Answer with a single number: the count of lines that hold "text".

• _EXTRACTED INFORMATION_
[BEGIN]

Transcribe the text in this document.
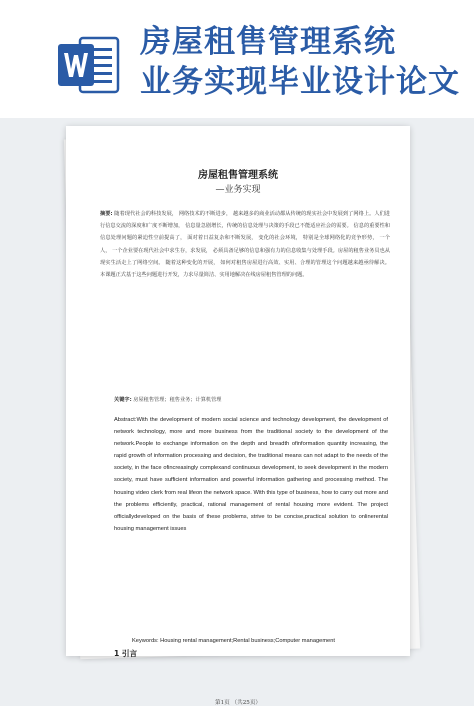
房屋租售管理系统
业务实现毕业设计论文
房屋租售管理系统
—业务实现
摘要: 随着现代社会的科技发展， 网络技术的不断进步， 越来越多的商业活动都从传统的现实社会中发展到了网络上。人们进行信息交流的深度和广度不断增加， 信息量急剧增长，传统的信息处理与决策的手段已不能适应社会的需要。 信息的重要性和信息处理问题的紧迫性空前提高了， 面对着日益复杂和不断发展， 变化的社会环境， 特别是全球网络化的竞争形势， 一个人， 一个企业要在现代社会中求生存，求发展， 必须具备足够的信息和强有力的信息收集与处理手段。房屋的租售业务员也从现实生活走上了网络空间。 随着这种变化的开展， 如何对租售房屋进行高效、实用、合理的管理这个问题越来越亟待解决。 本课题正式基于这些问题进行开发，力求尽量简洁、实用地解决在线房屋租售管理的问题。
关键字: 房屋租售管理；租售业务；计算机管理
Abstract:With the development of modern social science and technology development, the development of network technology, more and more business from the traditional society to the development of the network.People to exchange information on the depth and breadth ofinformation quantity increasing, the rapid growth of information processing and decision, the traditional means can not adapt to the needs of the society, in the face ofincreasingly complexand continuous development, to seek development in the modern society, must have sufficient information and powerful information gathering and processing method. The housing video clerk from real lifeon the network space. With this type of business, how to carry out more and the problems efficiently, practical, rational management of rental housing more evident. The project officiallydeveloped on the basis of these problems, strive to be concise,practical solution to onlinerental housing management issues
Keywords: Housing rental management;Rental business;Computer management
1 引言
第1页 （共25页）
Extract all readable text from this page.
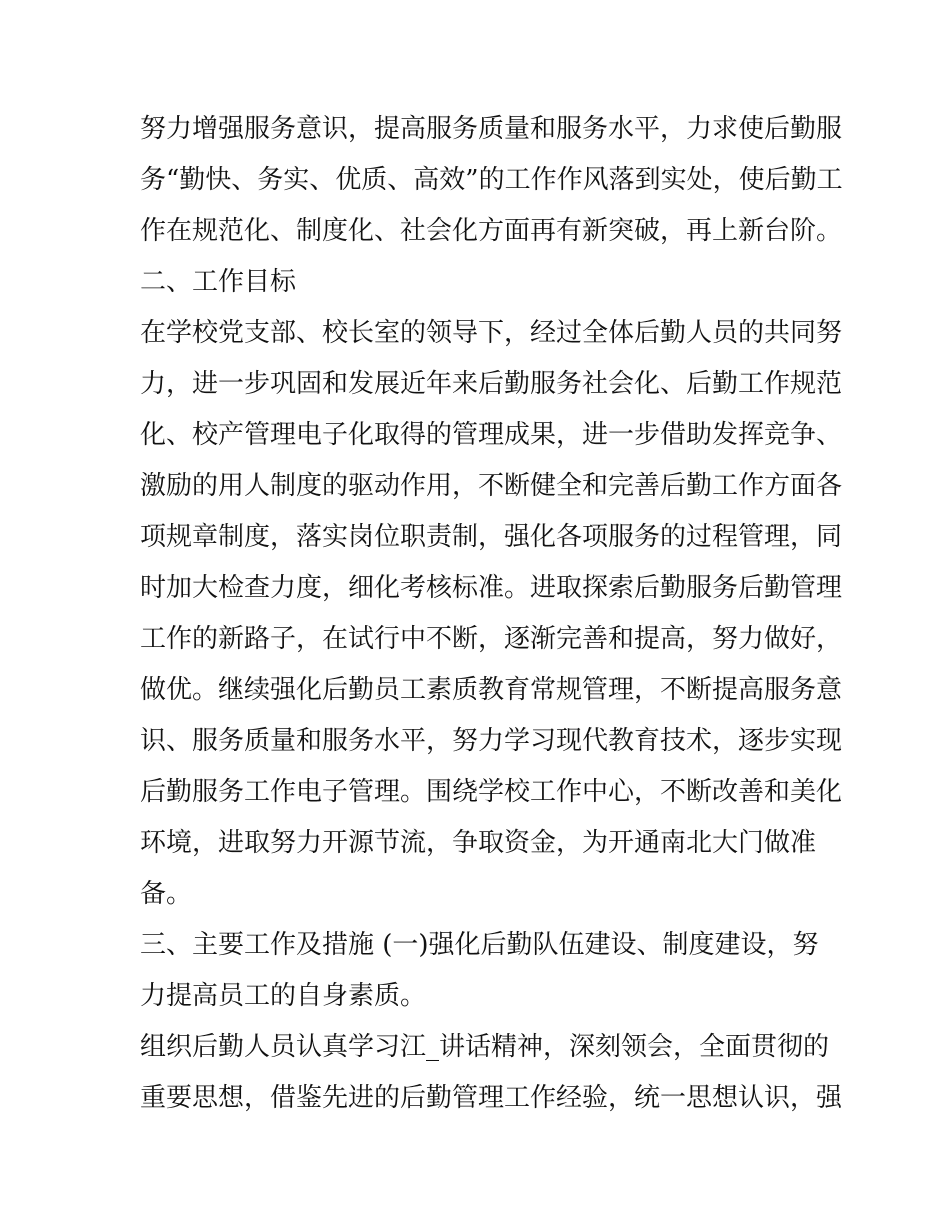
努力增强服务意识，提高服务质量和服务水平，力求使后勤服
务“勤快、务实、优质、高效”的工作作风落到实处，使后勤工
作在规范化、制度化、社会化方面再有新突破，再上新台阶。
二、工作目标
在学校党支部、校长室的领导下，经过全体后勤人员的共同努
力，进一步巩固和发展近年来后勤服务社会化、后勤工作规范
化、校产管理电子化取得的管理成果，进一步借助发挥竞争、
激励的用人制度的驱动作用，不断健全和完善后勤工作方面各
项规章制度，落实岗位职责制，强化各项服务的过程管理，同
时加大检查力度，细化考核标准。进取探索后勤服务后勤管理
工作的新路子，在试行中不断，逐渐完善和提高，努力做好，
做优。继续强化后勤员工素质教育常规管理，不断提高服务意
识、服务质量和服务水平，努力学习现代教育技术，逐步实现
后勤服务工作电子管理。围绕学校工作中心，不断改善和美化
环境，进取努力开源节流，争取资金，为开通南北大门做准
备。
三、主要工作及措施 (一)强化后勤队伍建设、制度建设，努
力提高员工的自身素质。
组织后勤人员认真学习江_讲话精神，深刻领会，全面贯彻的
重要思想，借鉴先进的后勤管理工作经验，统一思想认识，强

[END]

• _THE RESULT_
2